→ **PASSAGE**
++++

[DTrace-devel] [PATCH 4/6] Implement switchrate-based consumer loop

Eugene Loh eugene.loh at oracle.com
Fri Feb 24 02:35:36 UTC 2023


On 2/23/23 21:18, Kris Van Hees wrote:

> On Thu, Feb 23, 2023 at 08:15:23PM -0500, Eugene Loh via DTrace-devel wrote:
>> Reviewed-by: Eugene Loh <eugene.loh at oracle.com>
>>
>> with comments.
>>
>> On 2/22/23 10:17, Kris Van Hees via DTrace-devel wrote:
>>> The switchrate option was not implemented in the BPF-based DTrace
>>> implementation.  And commit 96d4dfeb (" Eliminate obsolete dt_last*")
>>> removed the dtp->dt_lastswitch member from struct dtrace_hdl.  This
>>> patch brings dt_lastswitch back and implements the switchrate option
>>> as a way to limit the frequency of buffer polls.
>> The nomenclature is weird.  First, we refer to rates and intervals seemingly
>> interchangeably, even though they are opposite things (admittedly referring
>> to the same concept in some sense).  Also, we're no longer switching...

++++

→ **GIVEN DATA**
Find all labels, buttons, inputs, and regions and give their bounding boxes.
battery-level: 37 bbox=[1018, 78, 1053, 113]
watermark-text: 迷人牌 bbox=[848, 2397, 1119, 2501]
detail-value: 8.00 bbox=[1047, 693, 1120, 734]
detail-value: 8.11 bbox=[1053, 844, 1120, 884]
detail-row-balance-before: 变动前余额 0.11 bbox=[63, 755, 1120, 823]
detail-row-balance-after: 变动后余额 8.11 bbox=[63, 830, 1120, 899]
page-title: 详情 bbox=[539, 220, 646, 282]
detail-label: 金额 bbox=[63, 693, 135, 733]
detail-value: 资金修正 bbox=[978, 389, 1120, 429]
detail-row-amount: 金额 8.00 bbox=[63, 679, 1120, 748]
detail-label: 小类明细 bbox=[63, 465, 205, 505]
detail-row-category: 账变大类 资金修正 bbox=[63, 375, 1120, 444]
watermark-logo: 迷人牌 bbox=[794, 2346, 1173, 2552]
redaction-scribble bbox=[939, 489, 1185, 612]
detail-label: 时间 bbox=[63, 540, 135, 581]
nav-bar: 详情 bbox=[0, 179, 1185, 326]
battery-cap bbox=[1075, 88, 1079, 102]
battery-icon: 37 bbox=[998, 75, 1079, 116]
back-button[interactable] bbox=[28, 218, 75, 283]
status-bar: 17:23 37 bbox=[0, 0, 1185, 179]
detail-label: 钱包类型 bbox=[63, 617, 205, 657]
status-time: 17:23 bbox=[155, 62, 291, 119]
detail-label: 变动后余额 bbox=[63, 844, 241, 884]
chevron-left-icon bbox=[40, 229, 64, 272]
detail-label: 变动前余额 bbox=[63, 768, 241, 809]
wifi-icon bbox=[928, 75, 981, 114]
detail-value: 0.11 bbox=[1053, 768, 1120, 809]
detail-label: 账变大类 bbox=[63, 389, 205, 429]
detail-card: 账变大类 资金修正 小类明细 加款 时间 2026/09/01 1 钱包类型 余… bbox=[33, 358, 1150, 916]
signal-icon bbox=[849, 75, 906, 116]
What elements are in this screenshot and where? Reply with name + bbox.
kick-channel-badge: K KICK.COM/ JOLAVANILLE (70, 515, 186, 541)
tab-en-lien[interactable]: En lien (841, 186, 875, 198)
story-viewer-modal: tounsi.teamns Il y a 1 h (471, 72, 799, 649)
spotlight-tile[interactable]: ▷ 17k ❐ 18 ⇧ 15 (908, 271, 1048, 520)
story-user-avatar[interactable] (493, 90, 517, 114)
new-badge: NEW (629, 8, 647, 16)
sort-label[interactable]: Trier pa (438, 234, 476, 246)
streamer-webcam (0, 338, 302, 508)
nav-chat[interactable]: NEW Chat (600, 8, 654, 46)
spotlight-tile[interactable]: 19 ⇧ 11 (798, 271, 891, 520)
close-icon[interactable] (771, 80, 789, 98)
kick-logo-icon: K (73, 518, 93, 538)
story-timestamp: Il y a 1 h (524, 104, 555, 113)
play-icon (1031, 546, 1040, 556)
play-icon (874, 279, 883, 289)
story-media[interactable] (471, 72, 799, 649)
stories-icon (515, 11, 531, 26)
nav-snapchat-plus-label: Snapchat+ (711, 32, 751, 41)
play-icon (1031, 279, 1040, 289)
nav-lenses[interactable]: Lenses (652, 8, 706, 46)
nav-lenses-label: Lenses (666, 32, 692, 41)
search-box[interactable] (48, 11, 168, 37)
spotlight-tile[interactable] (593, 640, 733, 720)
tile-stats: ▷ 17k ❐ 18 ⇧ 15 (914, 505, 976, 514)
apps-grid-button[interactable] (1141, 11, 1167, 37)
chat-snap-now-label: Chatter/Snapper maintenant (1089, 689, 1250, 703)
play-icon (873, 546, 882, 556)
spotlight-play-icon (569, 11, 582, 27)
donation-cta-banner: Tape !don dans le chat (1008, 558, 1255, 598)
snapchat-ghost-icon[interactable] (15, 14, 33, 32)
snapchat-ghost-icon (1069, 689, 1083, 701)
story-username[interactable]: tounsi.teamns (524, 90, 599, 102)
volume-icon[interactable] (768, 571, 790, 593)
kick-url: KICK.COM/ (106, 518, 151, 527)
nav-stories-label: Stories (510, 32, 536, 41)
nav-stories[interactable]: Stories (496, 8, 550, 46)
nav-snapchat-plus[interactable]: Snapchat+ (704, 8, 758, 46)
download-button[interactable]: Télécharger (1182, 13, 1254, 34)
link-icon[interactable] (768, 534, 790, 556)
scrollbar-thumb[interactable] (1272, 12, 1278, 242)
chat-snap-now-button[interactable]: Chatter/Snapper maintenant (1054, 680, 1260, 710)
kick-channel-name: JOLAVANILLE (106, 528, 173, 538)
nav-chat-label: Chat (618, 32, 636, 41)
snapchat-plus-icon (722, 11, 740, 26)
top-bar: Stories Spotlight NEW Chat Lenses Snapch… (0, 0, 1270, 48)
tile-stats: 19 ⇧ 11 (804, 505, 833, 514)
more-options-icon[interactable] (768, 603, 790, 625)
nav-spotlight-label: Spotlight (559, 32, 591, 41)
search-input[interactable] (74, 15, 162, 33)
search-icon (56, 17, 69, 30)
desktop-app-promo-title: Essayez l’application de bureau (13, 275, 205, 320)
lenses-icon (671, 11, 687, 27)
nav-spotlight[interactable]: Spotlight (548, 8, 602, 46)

++++

→ **TASK INSTRUCTIONS**
• a. According to the DTrace patch discussion, what does the patch implement the switchrate option as?
• b. Carry on the DTrace patch discussion from its final line.
The items can be left aside.

→ **RESPONSES TO THE TASKS**
• a. A way to limit the frequency of buffer polls.

• b.
>> buffers or whatever.  So this is less a switchrate and more of a poll
>> interval.
>>
>> Also, using the "last" time is perhaps not as clean as using a "next" time.
>> So, instead of "lastswitch" how about a "nextpoll"?
> Blame the original designers of this code :)  99% of this is bringing back
> code that was there before.  And since this involves options that users can
> specify, we are kind of stuck with it (and the way the value can be specified
> actually shows that dual meaning - deliberately).

Okay, though it does feel like hijacking an old name for a new purpose.  
What will the documentation say is being switched?

>>> Signed-off-by: Kris Van Hees <kris.van.hees at oracle.com>
>>> ---
>>>    libdtrace/dt_consume.c | 30 +++++++++++++++++++++---------
>>>    libdtrace/dt_impl.h    |  1 +
>>>    libdtrace/dt_open.c    |  5 +++++
>>>    libdtrace/dt_work.c    |  1 +
>>>    4 files changed, 28 insertions(+), 9 deletions(-)
>>>
>>> diff --git a/libdtrace/dt_consume.c b/libdtrace/dt_consume.c
>>> index bc2c6285..1c2223be 100644
>>> --- a/libdtrace/dt_consume.c
>>> +++ b/libdtrace/dt_consume.c
>>> @@ -2986,20 +2986,28 @@ dtrace_workstatus_t
>>>    dtrace_consume(dtrace_hdl_t *dtp, FILE *fp, dtrace_consume_probe_f *pf,
>>>    	       dtrace_consume_rec_f *rf, void *arg)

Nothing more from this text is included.